* [Written problem]: Copy out each line of the data holding "renewal".

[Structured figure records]
■ ■ ■ ■

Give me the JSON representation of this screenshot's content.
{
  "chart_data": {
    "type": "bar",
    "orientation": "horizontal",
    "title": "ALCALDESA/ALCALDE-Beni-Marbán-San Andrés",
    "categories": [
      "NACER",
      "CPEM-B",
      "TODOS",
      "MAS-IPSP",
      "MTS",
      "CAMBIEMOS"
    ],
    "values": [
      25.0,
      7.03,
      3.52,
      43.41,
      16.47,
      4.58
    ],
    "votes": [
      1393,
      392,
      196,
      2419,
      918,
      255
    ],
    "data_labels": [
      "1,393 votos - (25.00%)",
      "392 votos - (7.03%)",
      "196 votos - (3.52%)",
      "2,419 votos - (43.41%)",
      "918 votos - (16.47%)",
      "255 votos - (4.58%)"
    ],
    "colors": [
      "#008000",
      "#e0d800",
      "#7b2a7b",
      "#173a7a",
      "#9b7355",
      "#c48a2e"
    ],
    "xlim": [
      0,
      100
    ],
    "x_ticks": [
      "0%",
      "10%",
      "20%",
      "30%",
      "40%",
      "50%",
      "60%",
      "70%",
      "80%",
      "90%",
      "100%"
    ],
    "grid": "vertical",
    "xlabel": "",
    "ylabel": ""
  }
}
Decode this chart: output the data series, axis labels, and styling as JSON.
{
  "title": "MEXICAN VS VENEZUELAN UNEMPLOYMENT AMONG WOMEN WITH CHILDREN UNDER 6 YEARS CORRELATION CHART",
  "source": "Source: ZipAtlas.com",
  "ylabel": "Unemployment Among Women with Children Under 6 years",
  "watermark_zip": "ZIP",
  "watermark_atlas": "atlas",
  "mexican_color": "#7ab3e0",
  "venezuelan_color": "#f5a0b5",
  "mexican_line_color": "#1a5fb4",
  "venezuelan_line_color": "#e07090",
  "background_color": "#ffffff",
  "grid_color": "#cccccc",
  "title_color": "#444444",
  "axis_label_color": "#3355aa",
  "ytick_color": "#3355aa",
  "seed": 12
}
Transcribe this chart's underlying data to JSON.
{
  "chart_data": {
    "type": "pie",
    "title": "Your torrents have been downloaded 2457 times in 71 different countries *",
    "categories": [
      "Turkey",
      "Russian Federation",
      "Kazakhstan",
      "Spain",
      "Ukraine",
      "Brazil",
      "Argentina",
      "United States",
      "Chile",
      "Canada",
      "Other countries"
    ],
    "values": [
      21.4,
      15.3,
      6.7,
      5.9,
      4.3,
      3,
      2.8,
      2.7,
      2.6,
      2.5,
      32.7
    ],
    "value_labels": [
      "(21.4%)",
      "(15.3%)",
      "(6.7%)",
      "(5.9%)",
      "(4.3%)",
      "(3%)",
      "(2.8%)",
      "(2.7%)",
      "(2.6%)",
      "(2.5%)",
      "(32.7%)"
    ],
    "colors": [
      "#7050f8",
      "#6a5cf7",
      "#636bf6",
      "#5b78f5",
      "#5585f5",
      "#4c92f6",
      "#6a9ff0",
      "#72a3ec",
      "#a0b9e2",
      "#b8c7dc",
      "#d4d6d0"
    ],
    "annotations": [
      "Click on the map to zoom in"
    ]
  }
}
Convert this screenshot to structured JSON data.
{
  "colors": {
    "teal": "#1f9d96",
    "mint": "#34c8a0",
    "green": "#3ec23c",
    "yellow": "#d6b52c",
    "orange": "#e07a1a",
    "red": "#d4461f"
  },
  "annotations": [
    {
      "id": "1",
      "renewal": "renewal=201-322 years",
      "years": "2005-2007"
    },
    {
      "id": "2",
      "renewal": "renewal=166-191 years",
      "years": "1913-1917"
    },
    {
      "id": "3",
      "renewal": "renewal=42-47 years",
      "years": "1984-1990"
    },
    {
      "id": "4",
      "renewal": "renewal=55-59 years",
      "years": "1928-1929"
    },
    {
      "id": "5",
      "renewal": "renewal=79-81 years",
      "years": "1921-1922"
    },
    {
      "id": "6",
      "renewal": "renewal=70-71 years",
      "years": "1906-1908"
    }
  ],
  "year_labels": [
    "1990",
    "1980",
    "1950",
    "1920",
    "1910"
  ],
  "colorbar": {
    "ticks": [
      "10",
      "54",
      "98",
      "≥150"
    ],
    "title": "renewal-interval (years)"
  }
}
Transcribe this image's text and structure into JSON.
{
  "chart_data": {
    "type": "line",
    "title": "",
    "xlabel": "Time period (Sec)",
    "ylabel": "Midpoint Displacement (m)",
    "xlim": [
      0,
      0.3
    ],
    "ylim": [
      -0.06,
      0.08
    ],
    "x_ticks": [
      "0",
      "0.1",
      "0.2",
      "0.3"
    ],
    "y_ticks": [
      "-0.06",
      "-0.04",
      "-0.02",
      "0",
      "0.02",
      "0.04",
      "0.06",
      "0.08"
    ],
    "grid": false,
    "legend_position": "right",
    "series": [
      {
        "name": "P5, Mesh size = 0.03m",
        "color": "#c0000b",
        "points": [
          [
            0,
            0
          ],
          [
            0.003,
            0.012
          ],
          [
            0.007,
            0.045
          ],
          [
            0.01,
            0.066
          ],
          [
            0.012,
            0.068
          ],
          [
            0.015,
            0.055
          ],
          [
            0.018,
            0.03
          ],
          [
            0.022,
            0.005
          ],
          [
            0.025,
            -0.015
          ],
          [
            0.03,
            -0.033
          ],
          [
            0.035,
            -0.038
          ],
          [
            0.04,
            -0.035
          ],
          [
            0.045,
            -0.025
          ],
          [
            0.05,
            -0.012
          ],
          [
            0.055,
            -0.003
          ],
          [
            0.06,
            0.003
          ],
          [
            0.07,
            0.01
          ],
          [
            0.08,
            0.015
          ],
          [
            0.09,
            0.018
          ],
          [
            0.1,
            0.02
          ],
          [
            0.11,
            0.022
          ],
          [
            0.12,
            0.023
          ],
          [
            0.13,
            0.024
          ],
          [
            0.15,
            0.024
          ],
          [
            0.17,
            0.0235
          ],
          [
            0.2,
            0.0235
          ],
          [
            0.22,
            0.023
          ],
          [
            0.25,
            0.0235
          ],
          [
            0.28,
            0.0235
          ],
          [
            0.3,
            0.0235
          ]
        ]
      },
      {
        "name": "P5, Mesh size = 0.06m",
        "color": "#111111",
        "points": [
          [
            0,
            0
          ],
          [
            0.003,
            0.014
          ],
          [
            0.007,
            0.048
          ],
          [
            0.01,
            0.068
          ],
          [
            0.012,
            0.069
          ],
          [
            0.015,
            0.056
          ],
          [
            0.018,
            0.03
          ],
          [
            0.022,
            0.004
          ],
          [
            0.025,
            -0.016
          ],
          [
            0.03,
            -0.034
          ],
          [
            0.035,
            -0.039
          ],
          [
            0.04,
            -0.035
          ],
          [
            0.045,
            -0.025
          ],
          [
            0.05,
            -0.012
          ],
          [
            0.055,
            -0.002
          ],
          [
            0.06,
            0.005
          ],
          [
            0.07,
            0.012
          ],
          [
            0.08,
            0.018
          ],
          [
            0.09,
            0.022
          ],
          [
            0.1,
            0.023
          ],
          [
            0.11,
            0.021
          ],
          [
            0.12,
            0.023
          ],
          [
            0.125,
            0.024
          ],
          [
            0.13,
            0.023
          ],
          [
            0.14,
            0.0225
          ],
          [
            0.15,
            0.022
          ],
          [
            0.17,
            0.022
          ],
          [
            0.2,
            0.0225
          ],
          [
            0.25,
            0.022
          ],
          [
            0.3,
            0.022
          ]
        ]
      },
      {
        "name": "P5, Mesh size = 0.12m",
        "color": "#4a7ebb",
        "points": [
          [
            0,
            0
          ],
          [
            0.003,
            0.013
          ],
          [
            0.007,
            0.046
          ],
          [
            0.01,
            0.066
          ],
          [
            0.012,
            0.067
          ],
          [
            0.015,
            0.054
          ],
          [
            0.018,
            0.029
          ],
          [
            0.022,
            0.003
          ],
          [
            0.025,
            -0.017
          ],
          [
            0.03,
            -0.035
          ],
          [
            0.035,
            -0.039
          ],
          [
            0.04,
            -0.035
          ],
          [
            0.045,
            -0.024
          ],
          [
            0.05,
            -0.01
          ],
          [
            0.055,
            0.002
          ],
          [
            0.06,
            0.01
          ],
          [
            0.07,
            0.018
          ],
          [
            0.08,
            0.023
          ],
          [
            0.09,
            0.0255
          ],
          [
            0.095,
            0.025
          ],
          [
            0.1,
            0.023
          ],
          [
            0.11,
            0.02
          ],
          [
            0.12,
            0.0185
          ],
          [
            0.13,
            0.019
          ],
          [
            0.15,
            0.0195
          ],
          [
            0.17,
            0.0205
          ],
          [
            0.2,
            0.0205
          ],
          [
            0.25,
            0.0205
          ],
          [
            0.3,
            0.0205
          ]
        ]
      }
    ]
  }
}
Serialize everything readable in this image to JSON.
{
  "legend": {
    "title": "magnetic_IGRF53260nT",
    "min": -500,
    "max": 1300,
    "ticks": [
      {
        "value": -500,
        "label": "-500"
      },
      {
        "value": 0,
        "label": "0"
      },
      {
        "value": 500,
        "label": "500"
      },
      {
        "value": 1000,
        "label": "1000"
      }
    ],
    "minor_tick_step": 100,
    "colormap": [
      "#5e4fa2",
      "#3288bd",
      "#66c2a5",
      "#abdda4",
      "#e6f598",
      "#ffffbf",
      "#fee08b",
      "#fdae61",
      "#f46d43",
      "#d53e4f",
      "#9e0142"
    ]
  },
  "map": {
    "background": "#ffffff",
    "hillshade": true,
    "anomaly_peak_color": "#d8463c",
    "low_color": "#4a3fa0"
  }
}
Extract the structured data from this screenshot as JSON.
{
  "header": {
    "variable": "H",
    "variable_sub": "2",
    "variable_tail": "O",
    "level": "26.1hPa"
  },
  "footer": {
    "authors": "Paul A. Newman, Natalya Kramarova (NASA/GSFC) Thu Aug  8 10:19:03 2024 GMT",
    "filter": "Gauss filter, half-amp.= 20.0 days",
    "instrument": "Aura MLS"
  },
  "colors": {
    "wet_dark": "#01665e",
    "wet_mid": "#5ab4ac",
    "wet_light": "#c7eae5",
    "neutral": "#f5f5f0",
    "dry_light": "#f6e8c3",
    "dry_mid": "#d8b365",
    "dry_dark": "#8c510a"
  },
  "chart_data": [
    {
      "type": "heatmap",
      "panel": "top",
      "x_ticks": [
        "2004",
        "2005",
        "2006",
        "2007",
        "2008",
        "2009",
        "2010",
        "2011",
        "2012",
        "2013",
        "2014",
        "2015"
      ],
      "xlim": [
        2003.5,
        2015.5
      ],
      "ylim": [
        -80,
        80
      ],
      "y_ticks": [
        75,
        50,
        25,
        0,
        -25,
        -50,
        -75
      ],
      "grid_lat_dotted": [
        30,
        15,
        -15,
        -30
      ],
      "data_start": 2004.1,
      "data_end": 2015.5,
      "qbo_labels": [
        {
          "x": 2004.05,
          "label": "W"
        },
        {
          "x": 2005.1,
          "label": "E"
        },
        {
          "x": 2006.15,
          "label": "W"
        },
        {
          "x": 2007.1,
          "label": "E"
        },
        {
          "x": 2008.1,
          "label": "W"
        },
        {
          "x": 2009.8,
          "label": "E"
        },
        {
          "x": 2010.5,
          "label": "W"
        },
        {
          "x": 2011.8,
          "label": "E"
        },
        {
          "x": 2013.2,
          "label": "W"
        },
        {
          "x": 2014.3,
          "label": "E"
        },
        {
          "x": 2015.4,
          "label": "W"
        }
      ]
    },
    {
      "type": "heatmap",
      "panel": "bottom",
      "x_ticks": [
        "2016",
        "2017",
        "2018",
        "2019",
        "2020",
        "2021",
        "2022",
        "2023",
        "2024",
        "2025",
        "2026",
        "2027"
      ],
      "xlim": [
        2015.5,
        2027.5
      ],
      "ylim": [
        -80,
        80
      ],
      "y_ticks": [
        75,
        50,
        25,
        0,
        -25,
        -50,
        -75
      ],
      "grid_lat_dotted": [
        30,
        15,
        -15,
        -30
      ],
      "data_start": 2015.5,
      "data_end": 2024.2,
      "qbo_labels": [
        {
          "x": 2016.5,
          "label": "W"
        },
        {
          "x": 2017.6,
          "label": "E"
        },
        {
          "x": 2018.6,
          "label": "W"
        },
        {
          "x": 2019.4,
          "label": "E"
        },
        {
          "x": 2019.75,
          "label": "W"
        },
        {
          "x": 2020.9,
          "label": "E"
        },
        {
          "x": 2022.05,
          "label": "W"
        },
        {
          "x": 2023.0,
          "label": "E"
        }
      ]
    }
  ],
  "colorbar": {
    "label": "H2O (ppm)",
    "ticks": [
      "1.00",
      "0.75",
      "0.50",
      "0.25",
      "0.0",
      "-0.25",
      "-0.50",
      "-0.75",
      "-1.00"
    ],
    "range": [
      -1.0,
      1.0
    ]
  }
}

■ ■ ■ ■

* [Exercise response]:
      "renewal": "renewal=201-322 years",
      "renewal": "renewal=166-191 years",
      "renewal": "renewal=42-47 years",
      "renewal": "renewal=55-59 years",
      "renewal": "renewal=79-81 years",
      "renewal": "renewal=70-71 years",
    "title": "renewal-interval (years)"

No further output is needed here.